SET EXERCISE: How many lines in the records below contain the word "subtitle"? Give only the number.

AVAILABLE RECORDS:
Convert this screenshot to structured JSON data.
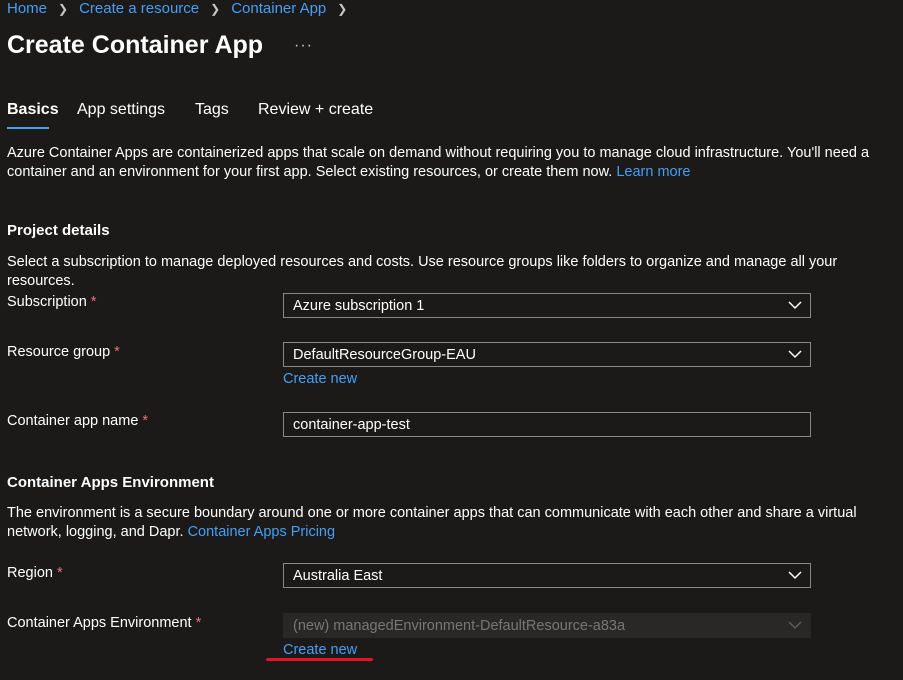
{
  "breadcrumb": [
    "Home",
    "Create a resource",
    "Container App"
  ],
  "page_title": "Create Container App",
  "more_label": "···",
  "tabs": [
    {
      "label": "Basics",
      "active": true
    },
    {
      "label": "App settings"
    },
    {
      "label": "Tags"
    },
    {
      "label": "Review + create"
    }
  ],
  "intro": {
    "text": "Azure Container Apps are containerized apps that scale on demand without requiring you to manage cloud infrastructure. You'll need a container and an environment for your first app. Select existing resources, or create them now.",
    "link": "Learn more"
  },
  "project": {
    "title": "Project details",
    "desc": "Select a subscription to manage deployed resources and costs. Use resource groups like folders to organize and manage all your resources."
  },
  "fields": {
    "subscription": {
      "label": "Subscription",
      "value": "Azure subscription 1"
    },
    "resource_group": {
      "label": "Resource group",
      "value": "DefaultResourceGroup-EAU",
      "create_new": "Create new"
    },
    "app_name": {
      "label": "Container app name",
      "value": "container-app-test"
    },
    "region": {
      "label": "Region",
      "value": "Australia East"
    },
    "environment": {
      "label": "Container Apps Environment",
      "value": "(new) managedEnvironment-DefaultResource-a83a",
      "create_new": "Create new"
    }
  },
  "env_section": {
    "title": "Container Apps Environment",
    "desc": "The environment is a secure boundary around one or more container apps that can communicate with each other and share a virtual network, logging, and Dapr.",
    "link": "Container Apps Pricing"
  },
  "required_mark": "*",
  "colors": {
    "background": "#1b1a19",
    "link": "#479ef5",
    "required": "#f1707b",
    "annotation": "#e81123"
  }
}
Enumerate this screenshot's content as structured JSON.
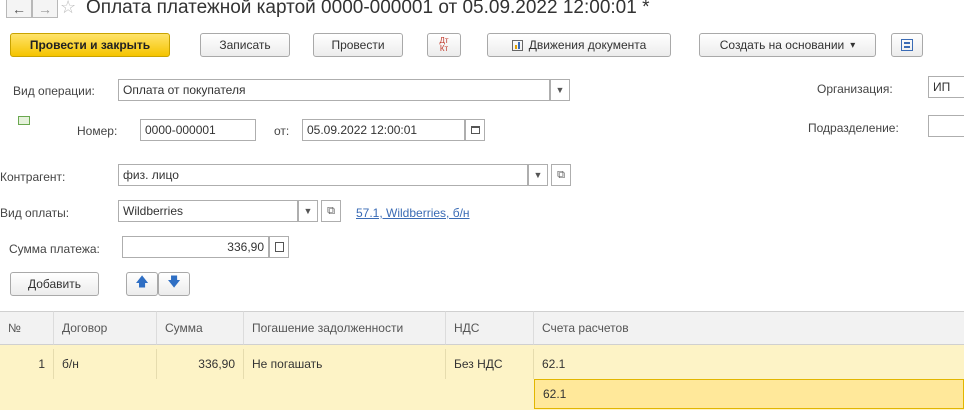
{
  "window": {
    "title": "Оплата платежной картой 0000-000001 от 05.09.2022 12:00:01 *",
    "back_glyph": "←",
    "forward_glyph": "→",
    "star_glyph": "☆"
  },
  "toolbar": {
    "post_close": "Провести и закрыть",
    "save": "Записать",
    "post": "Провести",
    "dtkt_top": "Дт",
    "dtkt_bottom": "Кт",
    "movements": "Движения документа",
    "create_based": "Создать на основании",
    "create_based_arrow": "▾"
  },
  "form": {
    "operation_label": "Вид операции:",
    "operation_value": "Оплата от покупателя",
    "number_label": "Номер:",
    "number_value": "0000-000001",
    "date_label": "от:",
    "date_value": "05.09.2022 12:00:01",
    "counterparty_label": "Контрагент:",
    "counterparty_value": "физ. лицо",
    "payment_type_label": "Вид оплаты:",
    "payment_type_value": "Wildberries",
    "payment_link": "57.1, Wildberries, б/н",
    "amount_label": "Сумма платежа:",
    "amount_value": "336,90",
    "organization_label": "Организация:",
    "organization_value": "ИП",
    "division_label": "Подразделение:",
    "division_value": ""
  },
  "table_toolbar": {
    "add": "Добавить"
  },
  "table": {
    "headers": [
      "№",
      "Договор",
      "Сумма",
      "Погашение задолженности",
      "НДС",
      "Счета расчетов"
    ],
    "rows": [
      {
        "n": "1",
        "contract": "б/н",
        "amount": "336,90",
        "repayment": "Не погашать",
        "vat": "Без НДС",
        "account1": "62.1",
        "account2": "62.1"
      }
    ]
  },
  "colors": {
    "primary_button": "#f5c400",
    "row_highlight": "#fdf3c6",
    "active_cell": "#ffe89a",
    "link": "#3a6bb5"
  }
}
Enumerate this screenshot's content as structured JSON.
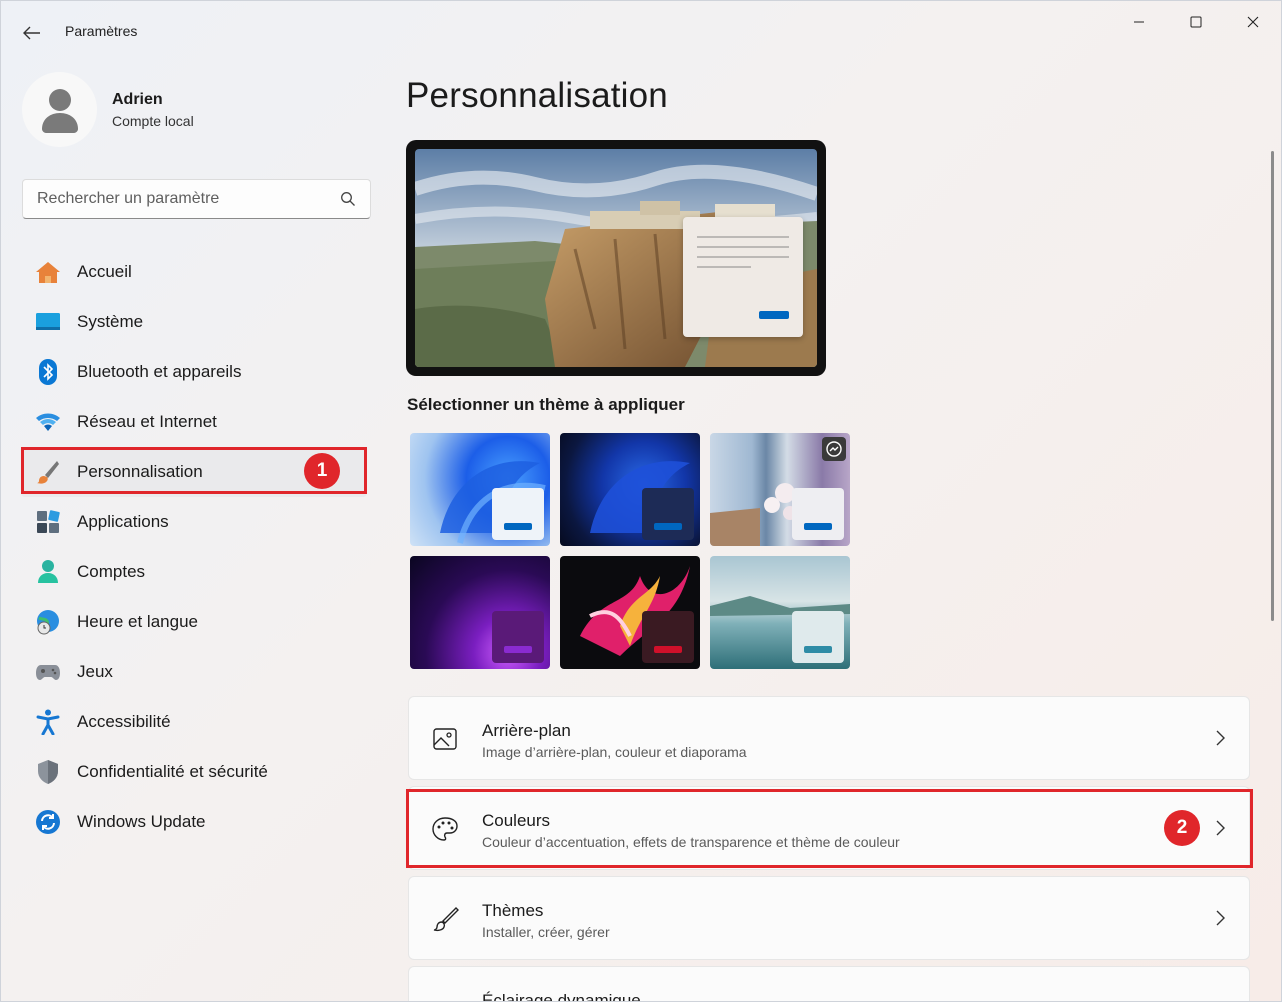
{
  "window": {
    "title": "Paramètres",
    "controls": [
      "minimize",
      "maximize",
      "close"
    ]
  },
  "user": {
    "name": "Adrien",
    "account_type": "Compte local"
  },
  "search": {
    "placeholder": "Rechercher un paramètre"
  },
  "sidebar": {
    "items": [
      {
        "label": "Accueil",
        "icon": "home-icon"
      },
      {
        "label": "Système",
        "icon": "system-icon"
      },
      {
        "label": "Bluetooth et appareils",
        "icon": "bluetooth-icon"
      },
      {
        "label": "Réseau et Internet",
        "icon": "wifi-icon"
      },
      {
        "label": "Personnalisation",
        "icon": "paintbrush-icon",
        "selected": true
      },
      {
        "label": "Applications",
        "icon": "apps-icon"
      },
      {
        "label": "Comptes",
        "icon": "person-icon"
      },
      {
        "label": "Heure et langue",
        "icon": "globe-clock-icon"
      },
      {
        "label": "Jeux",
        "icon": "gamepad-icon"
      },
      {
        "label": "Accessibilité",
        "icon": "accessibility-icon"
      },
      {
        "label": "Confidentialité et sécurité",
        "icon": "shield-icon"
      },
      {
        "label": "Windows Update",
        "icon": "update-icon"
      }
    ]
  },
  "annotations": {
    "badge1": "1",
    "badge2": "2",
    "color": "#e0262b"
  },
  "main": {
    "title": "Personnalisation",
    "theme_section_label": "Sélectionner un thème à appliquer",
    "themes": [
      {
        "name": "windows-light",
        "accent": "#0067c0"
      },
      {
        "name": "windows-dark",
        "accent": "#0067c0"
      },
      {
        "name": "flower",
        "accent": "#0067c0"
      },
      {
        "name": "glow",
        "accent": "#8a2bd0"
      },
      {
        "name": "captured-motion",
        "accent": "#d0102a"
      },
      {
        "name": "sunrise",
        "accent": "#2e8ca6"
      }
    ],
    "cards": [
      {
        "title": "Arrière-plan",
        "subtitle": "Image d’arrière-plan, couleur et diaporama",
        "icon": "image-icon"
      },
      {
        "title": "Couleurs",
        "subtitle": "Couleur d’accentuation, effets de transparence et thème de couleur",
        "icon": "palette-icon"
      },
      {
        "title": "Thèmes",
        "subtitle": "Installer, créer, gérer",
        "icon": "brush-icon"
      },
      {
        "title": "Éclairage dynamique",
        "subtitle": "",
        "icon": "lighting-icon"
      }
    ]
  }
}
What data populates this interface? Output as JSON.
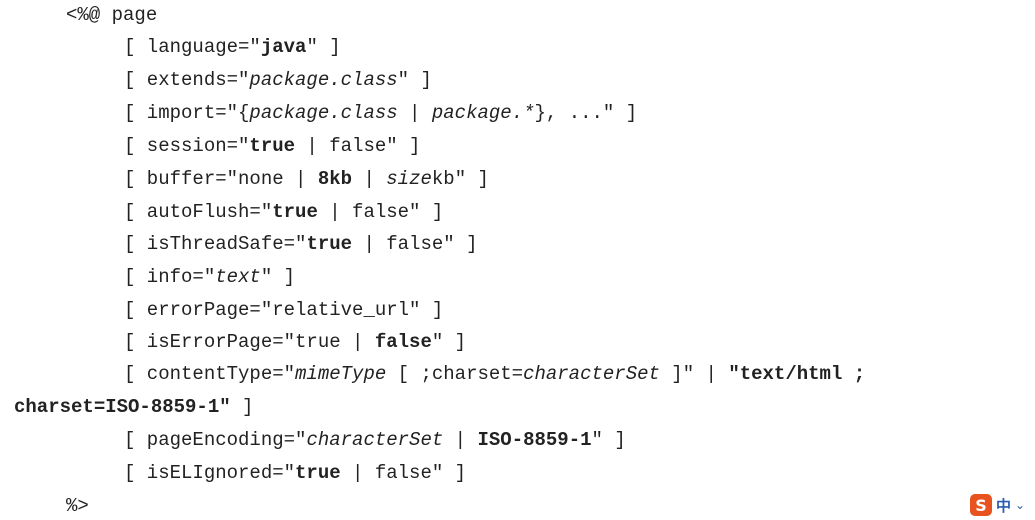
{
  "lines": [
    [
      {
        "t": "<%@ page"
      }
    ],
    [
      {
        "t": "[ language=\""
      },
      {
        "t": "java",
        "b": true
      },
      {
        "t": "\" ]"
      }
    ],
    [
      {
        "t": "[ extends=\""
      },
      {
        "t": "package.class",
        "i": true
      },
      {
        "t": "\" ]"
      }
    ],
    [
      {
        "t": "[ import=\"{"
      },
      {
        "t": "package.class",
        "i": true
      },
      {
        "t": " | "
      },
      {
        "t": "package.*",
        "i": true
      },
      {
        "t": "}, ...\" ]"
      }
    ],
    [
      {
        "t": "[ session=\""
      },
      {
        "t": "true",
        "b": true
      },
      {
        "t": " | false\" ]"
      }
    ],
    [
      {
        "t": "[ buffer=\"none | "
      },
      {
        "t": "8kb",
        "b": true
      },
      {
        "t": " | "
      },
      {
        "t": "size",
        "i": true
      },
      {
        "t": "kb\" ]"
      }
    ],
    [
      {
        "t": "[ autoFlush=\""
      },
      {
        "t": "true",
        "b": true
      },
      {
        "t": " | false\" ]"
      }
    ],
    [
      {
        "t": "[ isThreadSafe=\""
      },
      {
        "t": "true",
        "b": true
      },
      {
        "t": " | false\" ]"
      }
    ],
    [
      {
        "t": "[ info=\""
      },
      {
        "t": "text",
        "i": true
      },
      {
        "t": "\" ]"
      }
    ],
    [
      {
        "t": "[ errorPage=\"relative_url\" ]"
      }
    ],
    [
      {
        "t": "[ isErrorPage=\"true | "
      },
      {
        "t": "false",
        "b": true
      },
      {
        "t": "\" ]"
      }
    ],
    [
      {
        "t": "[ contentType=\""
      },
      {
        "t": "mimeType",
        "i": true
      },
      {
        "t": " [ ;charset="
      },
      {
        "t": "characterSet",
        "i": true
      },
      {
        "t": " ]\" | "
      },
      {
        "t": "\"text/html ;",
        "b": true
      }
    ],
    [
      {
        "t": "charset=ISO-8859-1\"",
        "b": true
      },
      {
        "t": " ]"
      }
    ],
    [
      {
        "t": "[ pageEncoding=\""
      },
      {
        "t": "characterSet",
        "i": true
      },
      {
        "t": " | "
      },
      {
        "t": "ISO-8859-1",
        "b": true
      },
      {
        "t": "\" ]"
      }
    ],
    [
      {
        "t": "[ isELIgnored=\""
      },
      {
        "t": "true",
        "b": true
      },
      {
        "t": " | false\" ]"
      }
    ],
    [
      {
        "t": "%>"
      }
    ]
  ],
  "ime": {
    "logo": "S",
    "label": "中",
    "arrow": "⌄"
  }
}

REPLY: 4